** begin Information provided **

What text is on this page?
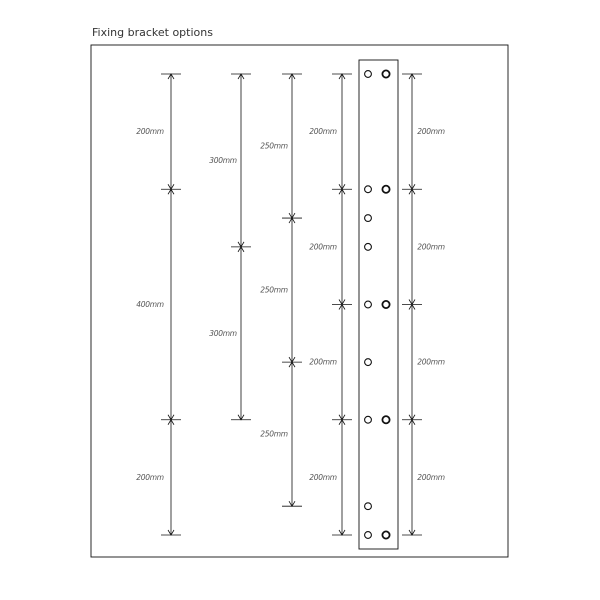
Fixing bracket options
200mm
400mm
200mm
300mm
300mm
250mm
250mm
250mm
200mm
200mm
200mm
200mm
200mm
200mm
200mm
200mm
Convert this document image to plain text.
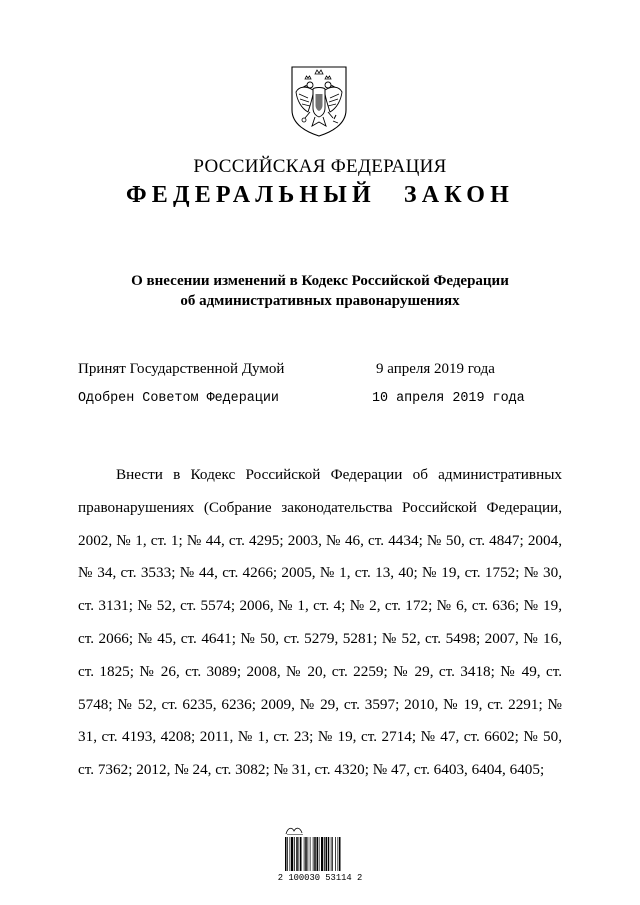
РОССИЙСКАЯ ФЕДЕРАЦИЯ
ФЕДЕРАЛЬНЫЙ ЗАКОН
О внесении изменений в Кодекс Российской Федерации
об административных правонарушениях
Принят Государственной Думой	9 апреля 2019 года
Одобрен Советом Федерации	10 апреля 2019 года
Внести в Кодекс Российской Федерации об административных правонарушениях (Собрание законодательства Российской Федерации, 2002, № 1, ст. 1; № 44, ст. 4295; 2003, № 46, ст. 4434; № 50, ст. 4847; 2004, № 34, ст. 3533; № 44, ст. 4266; 2005, № 1, ст. 13, 40; № 19, ст. 1752; № 30, ст. 3131; № 52, ст. 5574; 2006, № 1, ст. 4; № 2, ст. 172; № 6, ст. 636; № 19, ст. 2066; № 45, ст. 4641; № 50, ст. 5279, 5281; № 52, ст. 5498; 2007, № 16, ст. 1825; № 26, ст. 3089; 2008, № 20, ст. 2259; № 29, ст. 3418; № 49, ст. 5748; № 52, ст. 6235, 6236; 2009, № 29, ст. 3597; 2010, № 19, ст. 2291; № 31, ст. 4193, 4208; 2011, № 1, ст. 23; № 19, ст. 2714; № 47, ст. 6602; № 50, ст. 7362; 2012, № 24, ст. 3082; № 31, ст. 4320; № 47, ст. 6403, 6404, 6405;
2 100030 53114 2
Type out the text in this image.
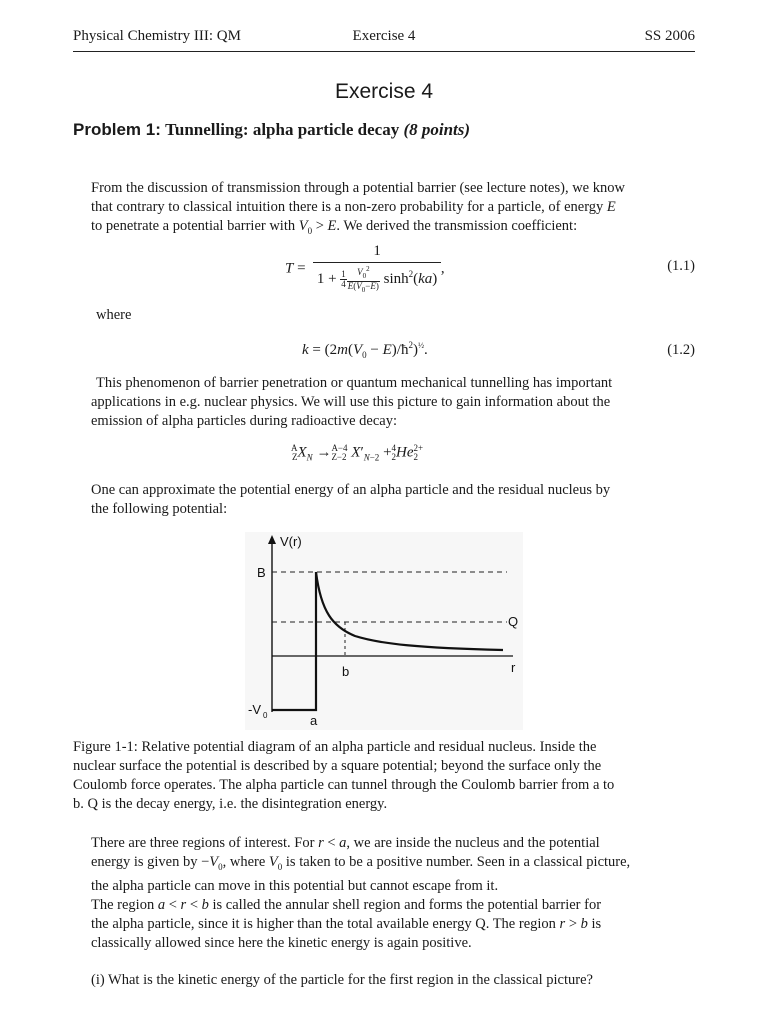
Physical Chemistry III: QM	Exercise 4	SS 2006
Exercise 4
Problem 1: Tunnelling: alpha particle decay (8 points)
From the discussion of transmission through a potential barrier (see lecture notes), we know
that contrary to classical intuition there is a non-zero probability for a particle, of energy E
to penetrate a potential barrier with $V_0 > E$. We derived the transmission coefficient:
$T = \frac{1}{1 + \frac{1}{4} \frac{V_0^2}{E(V_0-E)} \sinh^2(ka)}$ ,	(1.1)
where
$k = (2m(V_0$ − $E)/ħ^2)^{\frac{1}{2}}$.	(1.2)
This phenomenon of barrier penetration or quantum mechanical tunnelling has important
applications in e.g. nuclear physics. We will use this picture to gain information about the
emission of alpha particles during radioactive decay:
A
$ZX_N \to A-4$
Z−2 $X'_{N-2} +4$
2He2+
2
One can approximate the potential energy of an alpha particle and the residual nucleus by
the following potential:
V(r)
B
Q
b	r
-V 0	a
Figure 1-1: Relative potential diagram of an alpha particle and residual nucleus. Inside the
nuclear surface the potential is described by a square potential; beyond the surface only the
Coulomb force operates. The alpha particle can tunnel through the Coulomb barrier from a to
b. Q is the decay energy, i.e. the disintegration energy.
There are three regions of interest. For r < a, we are inside the nucleus and the potential
energy is given by $-V_0$, where $V_0$ is taken to be a positive number. Seen in a classical picture,
the alpha particle can move in this potential but cannot escape from it.
The region a < r < b is called the annular shell region and forms the potential barrier for
the alpha particle, since it is higher than the total available energy Q. The region r > b is
classically allowed since here the kinetic energy is again positive.
(i) What is the kinetic energy of the particle for the first region in the classical picture?
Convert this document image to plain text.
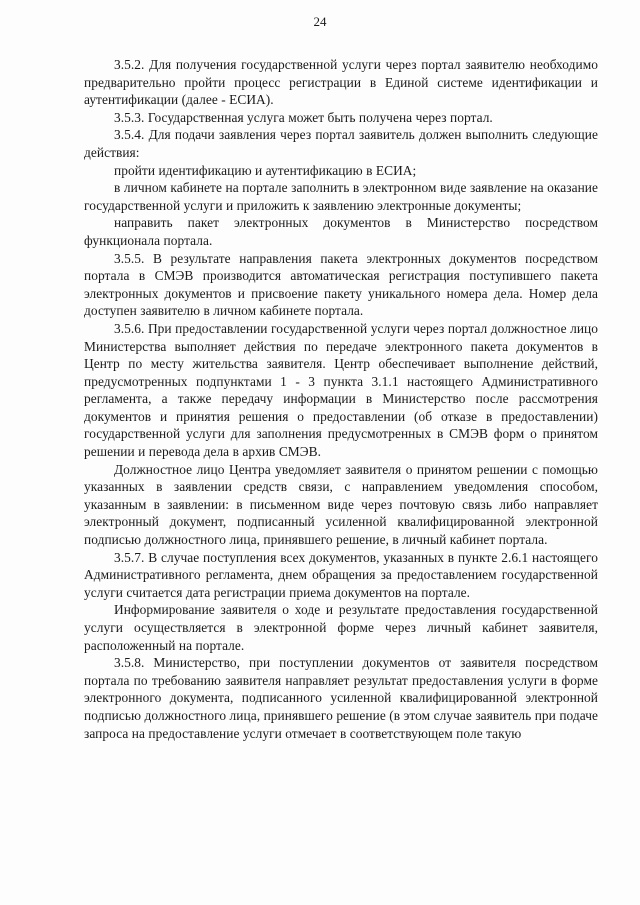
24

3.5.2. Для получения государственной услуги через портал заявителю необходимо предварительно пройти процесс регистрации в Единой системе идентификации и аутентификации (далее - ЕСИА).

3.5.3. Государственная услуга может быть получена через портал.

3.5.4. Для подачи заявления через портал заявитель должен выполнить следующие действия:

пройти идентификацию и аутентификацию в ЕСИА;

в личном кабинете на портале заполнить в электронном виде заявление на оказание государственной услуги и приложить к заявлению электронные документы;

направить пакет электронных документов в Министерство посредством функционала портала.

3.5.5. В результате направления пакета электронных документов посредством портала в СМЭВ производится автоматическая регистрация поступившего пакета электронных документов и присвоение пакету уникального номера дела. Номер дела доступен заявителю в личном кабинете портала.

3.5.6. При предоставлении государственной услуги через портал должностное лицо Министерства выполняет действия по передаче электронного пакета документов в Центр по месту жительства заявителя. Центр обеспечивает выполнение действий, предусмотренных подпунктами 1 - 3 пункта 3.1.1 настоящего Административного регламента, а также передачу информации в Министерство после рассмотрения документов и принятия решения о предоставлении (об отказе в предоставлении) государственной услуги для заполнения предусмотренных в СМЭВ форм о принятом решении и перевода дела в архив СМЭВ.

Должностное лицо Центра уведомляет заявителя о принятом решении с помощью указанных в заявлении средств связи, с направлением уведомления способом, указанным в заявлении: в письменном виде через почтовую связь либо направляет электронный документ, подписанный усиленной квалифицированной электронной подписью должностного лица, принявшего решение, в личный кабинет портала.

3.5.7. В случае поступления всех документов, указанных в пункте 2.6.1 настоящего Административного регламента, днем обращения за предоставлением государственной услуги считается дата регистрации приема документов на портале.

Информирование заявителя о ходе и результате предоставления государственной услуги осуществляется в электронной форме через личный кабинет заявителя, расположенный на портале.

3.5.8. Министерство, при поступлении документов от заявителя посредством портала по требованию заявителя направляет результат предоставления услуги в форме электронного документа, подписанного усиленной квалифицированной электронной подписью должностного лица, принявшего решение (в этом случае заявитель при подаче запроса на предоставление услуги отмечает в соответствующем поле такую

** end Information provided **

_Aim of the exercise:_
Gather every line from the entries above where the word "решение" appears, and copy them.

_Output for this task:_
Должностное лицо Центра уведомляет заявителя о принятом решении с помощью указанных в заявлении средств связи, с направлением уведомления способом, указанным в заявлении: в письменном виде через почтовую связь либо направляет электронный документ, подписанный усиленной квалифицированной электронной подписью должностного лица, принявшего решение, в личный кабинет портала.
3.5.8. Министерство, при поступлении документов от заявителя посредством портала по требованию заявителя направляет результат предоставления услуги в форме электронного документа, подписанного усиленной квалифицированной электронной подписью должностного лица, принявшего решение (в этом случае заявитель при подаче запроса на предоставление услуги отмечает в соответствующем поле такую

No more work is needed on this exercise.